**Task input:**
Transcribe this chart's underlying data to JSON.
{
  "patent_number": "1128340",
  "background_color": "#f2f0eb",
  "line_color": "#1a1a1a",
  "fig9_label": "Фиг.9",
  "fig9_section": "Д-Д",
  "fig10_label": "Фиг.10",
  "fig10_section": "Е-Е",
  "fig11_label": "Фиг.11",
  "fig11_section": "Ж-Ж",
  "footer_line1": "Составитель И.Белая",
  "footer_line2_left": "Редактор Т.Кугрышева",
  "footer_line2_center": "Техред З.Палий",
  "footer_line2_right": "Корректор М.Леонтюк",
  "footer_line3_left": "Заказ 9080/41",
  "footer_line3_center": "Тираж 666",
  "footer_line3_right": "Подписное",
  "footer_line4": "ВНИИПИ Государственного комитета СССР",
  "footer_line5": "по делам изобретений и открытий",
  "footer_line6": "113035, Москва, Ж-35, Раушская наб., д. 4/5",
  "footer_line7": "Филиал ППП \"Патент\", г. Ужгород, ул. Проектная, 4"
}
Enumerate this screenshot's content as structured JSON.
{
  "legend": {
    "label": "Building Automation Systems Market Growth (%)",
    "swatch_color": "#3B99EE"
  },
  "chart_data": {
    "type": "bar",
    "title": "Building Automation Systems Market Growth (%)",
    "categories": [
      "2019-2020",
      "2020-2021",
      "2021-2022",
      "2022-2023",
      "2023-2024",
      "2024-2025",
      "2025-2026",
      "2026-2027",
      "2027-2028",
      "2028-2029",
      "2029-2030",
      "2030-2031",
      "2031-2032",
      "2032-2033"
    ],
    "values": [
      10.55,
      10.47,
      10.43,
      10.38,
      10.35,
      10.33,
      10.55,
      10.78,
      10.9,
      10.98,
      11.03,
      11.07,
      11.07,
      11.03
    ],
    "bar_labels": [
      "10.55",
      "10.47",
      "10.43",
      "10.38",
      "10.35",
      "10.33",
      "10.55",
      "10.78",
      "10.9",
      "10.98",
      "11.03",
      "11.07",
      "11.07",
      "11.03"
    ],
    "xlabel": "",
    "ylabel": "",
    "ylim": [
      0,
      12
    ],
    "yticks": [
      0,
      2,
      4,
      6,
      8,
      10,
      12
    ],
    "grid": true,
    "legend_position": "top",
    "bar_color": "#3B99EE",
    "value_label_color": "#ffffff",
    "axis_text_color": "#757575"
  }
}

**Short task:** Write out every line of the records exactly.

**Answer for this exercise:**
Transcribe this chart's underlying data to JSON.
{
  "patent_number": "1128340",
  "background_color": "#f2f0eb",
  "line_color": "#1a1a1a",
  "fig9_label": "Фиг.9",
  "fig9_section": "Д-Д",
  "fig10_label": "Фиг.10",
  "fig10_section": "Е-Е",
  "fig11_label": "Фиг.11",
  "fig11_section": "Ж-Ж",
  "footer_line1": "Составитель И.Белая",
  "footer_line2_left": "Редактор Т.Кугрышева",
  "footer_line2_center": "Техред З.Палий",
  "footer_line2_right": "Корректор М.Леонтюк",
  "footer_line3_left": "Заказ 9080/41",
  "footer_line3_center": "Тираж 666",
  "footer_line3_right": "Подписное",
  "footer_line4": "ВНИИПИ Государственного комитета СССР",
  "footer_line5": "по делам изобретений и открытий",
  "footer_line6": "113035, Москва, Ж-35, Раушская наб., д. 4/5",
  "footer_line7": "Филиал ППП \"Патент\", г. Ужгород, ул. Проектная, 4"
}
Enumerate this screenshot's content as structured JSON.
{
  "legend": {
    "label": "Building Automation Systems Market Growth (%)",
    "swatch_color": "#3B99EE"
  },
  "chart_data": {
    "type": "bar",
    "title": "Building Automation Systems Market Growth (%)",
    "categories": [
      "2019-2020",
      "2020-2021",
      "2021-2022",
      "2022-2023",
      "2023-2024",
      "2024-2025",
      "2025-2026",
      "2026-2027",
      "2027-2028",
      "2028-2029",
      "2029-2030",
      "2030-2031",
      "2031-2032",
      "2032-2033"
    ],
    "values": [
      10.55,
      10.47,
      10.43,
      10.38,
      10.35,
      10.33,
      10.55,
      10.78,
      10.9,
      10.98,
      11.03,
      11.07,
      11.07,
      11.03
    ],
    "bar_labels": [
      "10.55",
      "10.47",
      "10.43",
      "10.38",
      "10.35",
      "10.33",
      "10.55",
      "10.78",
      "10.9",
      "10.98",
      "11.03",
      "11.07",
      "11.07",
      "11.03"
    ],
    "xlabel": "",
    "ylabel": "",
    "ylim": [
      0,
      12
    ],
    "yticks": [
      0,
      2,
      4,
      6,
      8,
      10,
      12
    ],
    "grid": true,
    "legend_position": "top",
    "bar_color": "#3B99EE",
    "value_label_color": "#ffffff",
    "axis_text_color": "#757575"
  }
}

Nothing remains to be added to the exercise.